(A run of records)
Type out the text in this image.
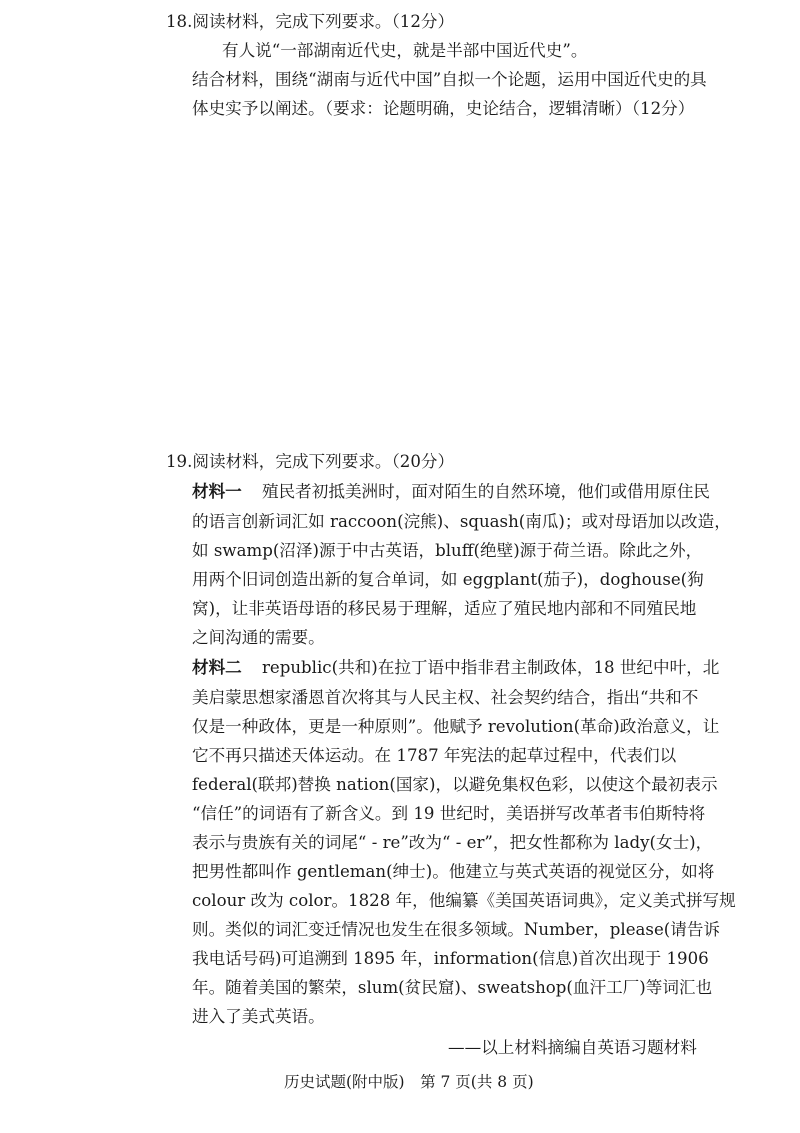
18.阅读材料，完成下列要求。（12分）
有人说“一部湖南近代史，就是半部中国近代史”。
结合材料，围绕“湖南与近代中国”自拟一个论题，运用中国近代史的具
体史实予以阐述。（要求：论题明确，史论结合，逻辑清晰）（12分）
19.阅读材料，完成下列要求。（20分）
材料一 殖民者初抵美洲时，面对陌生的自然环境，他们或借用原住民
的语言创新词汇如 raccoon(浣熊)、squash(南瓜)；或对母语加以改造，
如 swamp(沼泽)源于中古英语，bluff(绝壁)源于荷兰语。除此之外，
用两个旧词创造出新的复合单词，如 eggplant(茄子)，doghouse(狗
窝)，让非英语母语的移民易于理解，适应了殖民地内部和不同殖民地
之间沟通的需要。
材料二 republic(共和)在拉丁语中指非君主制政体，18 世纪中叶，北
美启蒙思想家潘恩首次将其与人民主权、社会契约结合，指出“共和不
仅是一种政体，更是一种原则”。他赋予 revolution(革命)政治意义，让
它不再只描述天体运动。在 1787 年宪法的起草过程中，代表们以
federal(联邦)替换 nation(国家)，以避免集权色彩，以使这个最初表示
“信任”的词语有了新含义。到 19 世纪时，美语拼写改革者韦伯斯特将
表示与贵族有关的词尾“ - re”改为“ - er”，把女性都称为 lady(女士)，
把男性都叫作 gentleman(绅士)。他建立与英式英语的视觉区分，如将
colour 改为 color。1828 年，他编纂《美国英语词典》，定义美式拼写规
则。类似的词汇变迁情况也发生在很多领域。Number，please(请告诉
我电话号码)可追溯到 1895 年，information(信息)首次出现于 1906
年。随着美国的繁荣，slum(贫民窟)、sweatshop(血汗工厂)等词汇也
进入了美式英语。
——以上材料摘编自英语习题材料
历史试题(附中版)　第 7 页(共 8 页)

◆ **Goal**
Retype the whole listing, keeping every line identical and omitting all pictures.

◆ **In response**
Type out the text in this image.
18.阅读材料，完成下列要求。（12分）
有人说“一部湖南近代史，就是半部中国近代史”。
结合材料，围绕“湖南与近代中国”自拟一个论题，运用中国近代史的具
体史实予以阐述。（要求：论题明确，史论结合，逻辑清晰）（12分）
19.阅读材料，完成下列要求。（20分）
材料一 殖民者初抵美洲时，面对陌生的自然环境，他们或借用原住民
的语言创新词汇如 raccoon(浣熊)、squash(南瓜)；或对母语加以改造，
如 swamp(沼泽)源于中古英语，bluff(绝壁)源于荷兰语。除此之外，
用两个旧词创造出新的复合单词，如 eggplant(茄子)，doghouse(狗
窝)，让非英语母语的移民易于理解，适应了殖民地内部和不同殖民地
之间沟通的需要。
材料二 republic(共和)在拉丁语中指非君主制政体，18 世纪中叶，北
美启蒙思想家潘恩首次将其与人民主权、社会契约结合，指出“共和不
仅是一种政体，更是一种原则”。他赋予 revolution(革命)政治意义，让
它不再只描述天体运动。在 1787 年宪法的起草过程中，代表们以
federal(联邦)替换 nation(国家)，以避免集权色彩，以使这个最初表示
“信任”的词语有了新含义。到 19 世纪时，美语拼写改革者韦伯斯特将
表示与贵族有关的词尾“ - re”改为“ - er”，把女性都称为 lady(女士)，
把男性都叫作 gentleman(绅士)。他建立与英式英语的视觉区分，如将
colour 改为 color。1828 年，他编纂《美国英语词典》，定义美式拼写规
则。类似的词汇变迁情况也发生在很多领域。Number，please(请告诉
我电话号码)可追溯到 1895 年，information(信息)首次出现于 1906
年。随着美国的繁荣，slum(贫民窟)、sweatshop(血汗工厂)等词汇也
进入了美式英语。
——以上材料摘编自英语习题材料
历史试题(附中版)　第 7 页(共 8 页)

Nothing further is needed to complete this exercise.